**Entries from a dataset**
══════

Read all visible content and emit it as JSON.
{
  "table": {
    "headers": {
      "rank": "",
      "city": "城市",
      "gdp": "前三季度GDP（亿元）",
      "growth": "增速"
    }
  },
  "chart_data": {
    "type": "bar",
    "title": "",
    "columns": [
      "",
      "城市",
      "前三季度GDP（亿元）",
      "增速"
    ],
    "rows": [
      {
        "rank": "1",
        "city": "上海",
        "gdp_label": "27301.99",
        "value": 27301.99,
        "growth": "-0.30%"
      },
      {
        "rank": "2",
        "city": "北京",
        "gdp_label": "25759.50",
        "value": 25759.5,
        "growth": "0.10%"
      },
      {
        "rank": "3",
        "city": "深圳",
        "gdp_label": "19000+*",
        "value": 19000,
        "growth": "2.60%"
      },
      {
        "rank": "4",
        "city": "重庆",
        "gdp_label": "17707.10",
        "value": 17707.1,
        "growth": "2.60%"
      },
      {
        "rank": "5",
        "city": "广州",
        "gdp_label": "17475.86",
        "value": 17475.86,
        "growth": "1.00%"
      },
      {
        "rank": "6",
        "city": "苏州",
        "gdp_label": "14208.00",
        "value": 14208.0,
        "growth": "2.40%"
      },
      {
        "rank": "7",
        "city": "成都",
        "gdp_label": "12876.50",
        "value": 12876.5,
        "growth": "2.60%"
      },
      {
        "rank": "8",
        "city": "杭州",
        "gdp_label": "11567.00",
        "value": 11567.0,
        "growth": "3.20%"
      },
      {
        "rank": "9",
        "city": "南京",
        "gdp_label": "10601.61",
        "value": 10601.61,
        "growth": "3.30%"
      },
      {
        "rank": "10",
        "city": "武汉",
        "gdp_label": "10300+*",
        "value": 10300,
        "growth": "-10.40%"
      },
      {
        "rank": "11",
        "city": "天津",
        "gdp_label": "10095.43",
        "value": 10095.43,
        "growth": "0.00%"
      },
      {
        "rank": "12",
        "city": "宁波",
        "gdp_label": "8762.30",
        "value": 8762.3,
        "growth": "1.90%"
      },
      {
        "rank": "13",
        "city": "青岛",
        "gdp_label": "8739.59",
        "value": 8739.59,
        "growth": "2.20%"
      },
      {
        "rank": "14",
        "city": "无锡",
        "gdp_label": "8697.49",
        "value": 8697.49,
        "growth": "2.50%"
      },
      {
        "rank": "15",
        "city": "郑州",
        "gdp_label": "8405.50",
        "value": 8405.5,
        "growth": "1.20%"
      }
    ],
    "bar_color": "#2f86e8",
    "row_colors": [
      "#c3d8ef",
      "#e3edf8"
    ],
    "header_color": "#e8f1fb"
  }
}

══════

**Stated goal**
Take the entries above and copy them out exactly.

**Full answer**
Read all visible content and emit it as JSON.
{
  "table": {
    "headers": {
      "rank": "",
      "city": "城市",
      "gdp": "前三季度GDP（亿元）",
      "growth": "增速"
    }
  },
  "chart_data": {
    "type": "bar",
    "title": "",
    "columns": [
      "",
      "城市",
      "前三季度GDP（亿元）",
      "增速"
    ],
    "rows": [
      {
        "rank": "1",
        "city": "上海",
        "gdp_label": "27301.99",
        "value": 27301.99,
        "growth": "-0.30%"
      },
      {
        "rank": "2",
        "city": "北京",
        "gdp_label": "25759.50",
        "value": 25759.5,
        "growth": "0.10%"
      },
      {
        "rank": "3",
        "city": "深圳",
        "gdp_label": "19000+*",
        "value": 19000,
        "growth": "2.60%"
      },
      {
        "rank": "4",
        "city": "重庆",
        "gdp_label": "17707.10",
        "value": 17707.1,
        "growth": "2.60%"
      },
      {
        "rank": "5",
        "city": "广州",
        "gdp_label": "17475.86",
        "value": 17475.86,
        "growth": "1.00%"
      },
      {
        "rank": "6",
        "city": "苏州",
        "gdp_label": "14208.00",
        "value": 14208.0,
        "growth": "2.40%"
      },
      {
        "rank": "7",
        "city": "成都",
        "gdp_label": "12876.50",
        "value": 12876.5,
        "growth": "2.60%"
      },
      {
        "rank": "8",
        "city": "杭州",
        "gdp_label": "11567.00",
        "value": 11567.0,
        "growth": "3.20%"
      },
      {
        "rank": "9",
        "city": "南京",
        "gdp_label": "10601.61",
        "value": 10601.61,
        "growth": "3.30%"
      },
      {
        "rank": "10",
        "city": "武汉",
        "gdp_label": "10300+*",
        "value": 10300,
        "growth": "-10.40%"
      },
      {
        "rank": "11",
        "city": "天津",
        "gdp_label": "10095.43",
        "value": 10095.43,
        "growth": "0.00%"
      },
      {
        "rank": "12",
        "city": "宁波",
        "gdp_label": "8762.30",
        "value": 8762.3,
        "growth": "1.90%"
      },
      {
        "rank": "13",
        "city": "青岛",
        "gdp_label": "8739.59",
        "value": 8739.59,
        "growth": "2.20%"
      },
      {
        "rank": "14",
        "city": "无锡",
        "gdp_label": "8697.49",
        "value": 8697.49,
        "growth": "2.50%"
      },
      {
        "rank": "15",
        "city": "郑州",
        "gdp_label": "8405.50",
        "value": 8405.5,
        "growth": "1.20%"
      }
    ],
    "bar_color": "#2f86e8",
    "row_colors": [
      "#c3d8ef",
      "#e3edf8"
    ],
    "header_color": "#e8f1fb"
  }
}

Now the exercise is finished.